======== Text segment ========

Physicists can use observations of the wobbles to determine the muons' g-factor, which is the ratio between their magnetic moment and spin. The results from the Muon g-2 experiment show the g-factor is bigger than the Standard Model says it should be.

Some variations in the g-factor are expected, yet the deviation is more than the Standard Model predicts, which suggests something else unknown and possibly fundamental is in play.

Though the difference is tiny, it has significant consequences, David Kawall, a physics professor at the University of Massachusetts Amherst, who was involved in the experiment, explained to The Register.

“The precession rate can be predicted very accurately, knowing the electric charge and mass of the muon, and the strength of the storage magnetic field,” he said. “The interesting part is that the precession rate also depends on the interactions of the muon with the other particles of the Standard Model.

“The muon is never really alone in the vacuum, it interacts with a sea of virtual particles that appear and disappear out of existence. These interactions effectively change the strength of the muon’s internal magnet. Theorists can predict the influence of the known particles on muon’s magnetic properties. By carefully comparing the observed magnetic properties of the muon with the predicted properties, we can test whether the theory is complete - or whether something has been left out.”

So what's the big deal?

Since the strength of the muon’s magnetic field is larger than predicted, it suggests that it could be interacting with particles or a type of force physicists don’t yet know about.

========

**Aim A**
Please transcribe the muon passage starting at "Physicists can use" and ending at "is in play.".

======== Records for this exercise ========

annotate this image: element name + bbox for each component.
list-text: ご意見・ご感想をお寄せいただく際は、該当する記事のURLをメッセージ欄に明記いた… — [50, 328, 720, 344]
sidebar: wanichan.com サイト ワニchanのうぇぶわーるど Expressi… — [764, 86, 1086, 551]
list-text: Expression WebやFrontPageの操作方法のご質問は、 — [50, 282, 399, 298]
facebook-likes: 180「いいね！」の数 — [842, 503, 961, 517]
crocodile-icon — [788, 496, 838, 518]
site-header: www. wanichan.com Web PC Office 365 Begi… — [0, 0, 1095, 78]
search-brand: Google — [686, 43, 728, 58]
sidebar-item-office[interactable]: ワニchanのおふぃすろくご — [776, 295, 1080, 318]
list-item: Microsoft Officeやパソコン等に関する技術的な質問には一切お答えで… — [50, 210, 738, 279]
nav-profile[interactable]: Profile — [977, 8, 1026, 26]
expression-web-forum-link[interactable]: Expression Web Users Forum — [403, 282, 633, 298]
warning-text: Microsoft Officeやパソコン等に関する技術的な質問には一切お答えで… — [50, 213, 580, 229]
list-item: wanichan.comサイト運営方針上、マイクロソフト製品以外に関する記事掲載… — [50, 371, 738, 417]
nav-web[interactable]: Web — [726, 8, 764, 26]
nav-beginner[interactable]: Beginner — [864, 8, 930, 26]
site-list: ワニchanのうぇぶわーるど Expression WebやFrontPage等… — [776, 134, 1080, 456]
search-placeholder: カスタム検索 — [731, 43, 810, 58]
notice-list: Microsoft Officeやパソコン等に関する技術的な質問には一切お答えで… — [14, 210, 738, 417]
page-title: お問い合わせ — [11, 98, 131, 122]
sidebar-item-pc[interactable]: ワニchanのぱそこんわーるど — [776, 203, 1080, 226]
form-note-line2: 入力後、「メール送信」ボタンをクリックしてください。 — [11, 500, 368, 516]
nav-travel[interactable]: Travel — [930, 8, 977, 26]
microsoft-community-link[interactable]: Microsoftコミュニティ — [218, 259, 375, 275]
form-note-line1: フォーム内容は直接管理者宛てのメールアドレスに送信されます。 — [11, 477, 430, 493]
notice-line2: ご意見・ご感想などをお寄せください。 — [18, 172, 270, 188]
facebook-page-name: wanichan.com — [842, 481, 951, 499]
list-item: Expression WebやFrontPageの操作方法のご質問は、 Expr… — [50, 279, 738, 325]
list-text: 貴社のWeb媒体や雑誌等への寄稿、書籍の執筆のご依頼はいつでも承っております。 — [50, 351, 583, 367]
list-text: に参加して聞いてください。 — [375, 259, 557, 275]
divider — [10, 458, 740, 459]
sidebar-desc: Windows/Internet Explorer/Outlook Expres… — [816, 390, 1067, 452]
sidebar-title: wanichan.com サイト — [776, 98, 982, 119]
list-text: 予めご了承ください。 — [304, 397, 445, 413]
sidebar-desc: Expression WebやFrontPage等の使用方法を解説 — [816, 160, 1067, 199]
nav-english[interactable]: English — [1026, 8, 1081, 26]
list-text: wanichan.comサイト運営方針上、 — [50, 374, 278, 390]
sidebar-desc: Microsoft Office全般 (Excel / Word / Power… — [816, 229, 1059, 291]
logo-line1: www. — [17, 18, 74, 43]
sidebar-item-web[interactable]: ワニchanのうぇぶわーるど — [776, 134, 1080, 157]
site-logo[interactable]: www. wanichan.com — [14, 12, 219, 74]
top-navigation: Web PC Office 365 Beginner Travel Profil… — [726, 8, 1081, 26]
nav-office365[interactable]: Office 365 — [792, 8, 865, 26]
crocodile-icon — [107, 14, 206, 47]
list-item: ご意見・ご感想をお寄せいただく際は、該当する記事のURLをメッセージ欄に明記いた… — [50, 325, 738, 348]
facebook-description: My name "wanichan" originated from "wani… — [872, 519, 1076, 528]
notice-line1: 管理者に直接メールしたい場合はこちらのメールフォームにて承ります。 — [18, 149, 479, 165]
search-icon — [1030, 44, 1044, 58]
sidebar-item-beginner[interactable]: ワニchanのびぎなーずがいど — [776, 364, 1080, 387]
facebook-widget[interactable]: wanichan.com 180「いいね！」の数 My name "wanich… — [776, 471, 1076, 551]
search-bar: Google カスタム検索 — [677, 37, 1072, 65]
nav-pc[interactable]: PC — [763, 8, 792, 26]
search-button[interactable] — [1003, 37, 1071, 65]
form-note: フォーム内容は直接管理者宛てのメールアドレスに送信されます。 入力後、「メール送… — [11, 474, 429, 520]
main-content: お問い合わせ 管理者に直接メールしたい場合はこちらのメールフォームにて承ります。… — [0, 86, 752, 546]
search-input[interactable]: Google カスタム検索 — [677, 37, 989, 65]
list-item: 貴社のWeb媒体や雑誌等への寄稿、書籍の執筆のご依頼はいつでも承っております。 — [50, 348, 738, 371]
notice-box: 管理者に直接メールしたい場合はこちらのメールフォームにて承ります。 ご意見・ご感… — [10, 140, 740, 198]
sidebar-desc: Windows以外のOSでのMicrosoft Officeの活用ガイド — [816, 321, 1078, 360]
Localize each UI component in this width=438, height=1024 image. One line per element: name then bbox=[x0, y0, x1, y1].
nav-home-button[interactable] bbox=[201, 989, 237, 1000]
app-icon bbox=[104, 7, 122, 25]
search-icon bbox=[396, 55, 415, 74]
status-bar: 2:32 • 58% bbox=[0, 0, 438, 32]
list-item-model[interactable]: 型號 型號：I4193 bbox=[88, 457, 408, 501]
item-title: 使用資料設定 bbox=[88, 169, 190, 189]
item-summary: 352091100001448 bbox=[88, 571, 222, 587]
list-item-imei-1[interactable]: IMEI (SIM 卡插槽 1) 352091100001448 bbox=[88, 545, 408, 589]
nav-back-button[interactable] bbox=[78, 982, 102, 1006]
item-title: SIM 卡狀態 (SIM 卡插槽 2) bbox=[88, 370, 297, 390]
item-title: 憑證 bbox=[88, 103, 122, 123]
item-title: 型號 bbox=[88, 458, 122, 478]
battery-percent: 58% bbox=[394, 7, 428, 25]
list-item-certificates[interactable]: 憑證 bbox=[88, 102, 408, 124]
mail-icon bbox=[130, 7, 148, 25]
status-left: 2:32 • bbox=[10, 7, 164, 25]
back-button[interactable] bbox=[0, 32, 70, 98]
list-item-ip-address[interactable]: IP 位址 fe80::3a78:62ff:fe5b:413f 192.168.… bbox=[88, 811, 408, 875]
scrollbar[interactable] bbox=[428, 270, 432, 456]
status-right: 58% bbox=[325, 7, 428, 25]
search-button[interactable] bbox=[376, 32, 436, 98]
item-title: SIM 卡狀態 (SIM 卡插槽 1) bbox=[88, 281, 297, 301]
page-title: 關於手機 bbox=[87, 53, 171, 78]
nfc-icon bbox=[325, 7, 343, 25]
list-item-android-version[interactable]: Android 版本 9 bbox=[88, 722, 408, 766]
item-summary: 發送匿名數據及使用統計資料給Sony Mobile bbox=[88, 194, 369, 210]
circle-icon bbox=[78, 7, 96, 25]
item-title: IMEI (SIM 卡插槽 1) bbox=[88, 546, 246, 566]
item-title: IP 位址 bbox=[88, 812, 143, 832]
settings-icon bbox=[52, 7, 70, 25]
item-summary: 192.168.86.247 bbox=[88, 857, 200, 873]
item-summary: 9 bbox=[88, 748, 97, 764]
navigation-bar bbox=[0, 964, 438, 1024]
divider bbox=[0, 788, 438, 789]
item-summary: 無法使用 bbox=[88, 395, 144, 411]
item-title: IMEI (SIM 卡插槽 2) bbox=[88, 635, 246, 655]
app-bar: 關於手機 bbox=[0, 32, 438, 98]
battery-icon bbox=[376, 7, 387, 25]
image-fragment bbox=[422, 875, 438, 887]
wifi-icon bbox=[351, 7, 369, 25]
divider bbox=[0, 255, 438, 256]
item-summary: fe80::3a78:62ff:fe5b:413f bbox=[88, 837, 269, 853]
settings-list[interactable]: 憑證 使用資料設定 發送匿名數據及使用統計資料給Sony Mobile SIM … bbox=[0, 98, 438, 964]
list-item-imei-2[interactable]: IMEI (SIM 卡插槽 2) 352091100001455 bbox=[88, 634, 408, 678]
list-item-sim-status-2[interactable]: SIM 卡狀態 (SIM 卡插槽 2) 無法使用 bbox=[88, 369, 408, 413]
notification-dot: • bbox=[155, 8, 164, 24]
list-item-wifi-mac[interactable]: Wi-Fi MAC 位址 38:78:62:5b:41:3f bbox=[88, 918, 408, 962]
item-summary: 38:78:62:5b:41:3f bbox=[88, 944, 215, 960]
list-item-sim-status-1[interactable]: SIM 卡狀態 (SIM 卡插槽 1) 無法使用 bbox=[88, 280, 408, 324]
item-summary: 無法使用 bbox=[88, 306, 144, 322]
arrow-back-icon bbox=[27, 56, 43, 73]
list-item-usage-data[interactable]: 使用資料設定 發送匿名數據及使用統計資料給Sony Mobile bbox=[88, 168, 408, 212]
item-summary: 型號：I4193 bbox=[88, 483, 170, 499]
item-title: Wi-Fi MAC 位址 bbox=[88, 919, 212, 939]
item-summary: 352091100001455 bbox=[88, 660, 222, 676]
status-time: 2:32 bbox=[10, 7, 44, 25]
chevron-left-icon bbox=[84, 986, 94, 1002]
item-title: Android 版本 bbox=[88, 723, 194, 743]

========

**Aim B**
Repeat word for word the lines of the listing, starting at its first line and ending at the line that contains "microsoft-community-link[interactable]: Microsoftコミュニティ —", with both included.

**Correct output A**
Physicists can use observations of the wobbles to determine the muons' g-factor, which is the ratio between their magnetic moment and spin. The results from the Muon g-2 experiment show the g-factor is bigger than the Standard Model says it should be.

Some variations in the g-factor are expected, yet the deviation is more than the Standard Model predicts, which suggests something else unknown and possibly fundamental is in play.

**Correct output B**
annotate this image: element name + bbox for each component.
list-text: ご意見・ご感想をお寄せいただく際は、該当する記事のURLをメッセージ欄に明記いた… — [50, 328, 720, 344]
sidebar: wanichan.com サイト ワニchanのうぇぶわーるど Expressi… — [764, 86, 1086, 551]
list-text: Expression WebやFrontPageの操作方法のご質問は、 — [50, 282, 399, 298]
facebook-likes: 180「いいね！」の数 — [842, 503, 961, 517]
crocodile-icon — [788, 496, 838, 518]
site-header: www. wanichan.com Web PC Office 365 Begi… — [0, 0, 1095, 78]
search-brand: Google — [686, 43, 728, 58]
sidebar-item-office[interactable]: ワニchanのおふぃすろくご — [776, 295, 1080, 318]
list-item: Microsoft Officeやパソコン等に関する技術的な質問には一切お答えで… — [50, 210, 738, 279]
nav-profile[interactable]: Profile — [977, 8, 1026, 26]
expression-web-forum-link[interactable]: Expression Web Users Forum — [403, 282, 633, 298]
warning-text: Microsoft Officeやパソコン等に関する技術的な質問には一切お答えで… — [50, 213, 580, 229]
list-item: wanichan.comサイト運営方針上、マイクロソフト製品以外に関する記事掲載… — [50, 371, 738, 417]
nav-web[interactable]: Web — [726, 8, 764, 26]
nav-beginner[interactable]: Beginner — [864, 8, 930, 26]
site-list: ワニchanのうぇぶわーるど Expression WebやFrontPage等… — [776, 134, 1080, 456]
search-placeholder: カスタム検索 — [731, 43, 810, 58]
notice-list: Microsoft Officeやパソコン等に関する技術的な質問には一切お答えで… — [14, 210, 738, 417]
page-title: お問い合わせ — [11, 98, 131, 122]
sidebar-item-pc[interactable]: ワニchanのぱそこんわーるど — [776, 203, 1080, 226]
form-note-line2: 入力後、「メール送信」ボタンをクリックしてください。 — [11, 500, 368, 516]
nav-travel[interactable]: Travel — [930, 8, 977, 26]
microsoft-community-link[interactable]: Microsoftコミュニティ — [218, 259, 375, 275]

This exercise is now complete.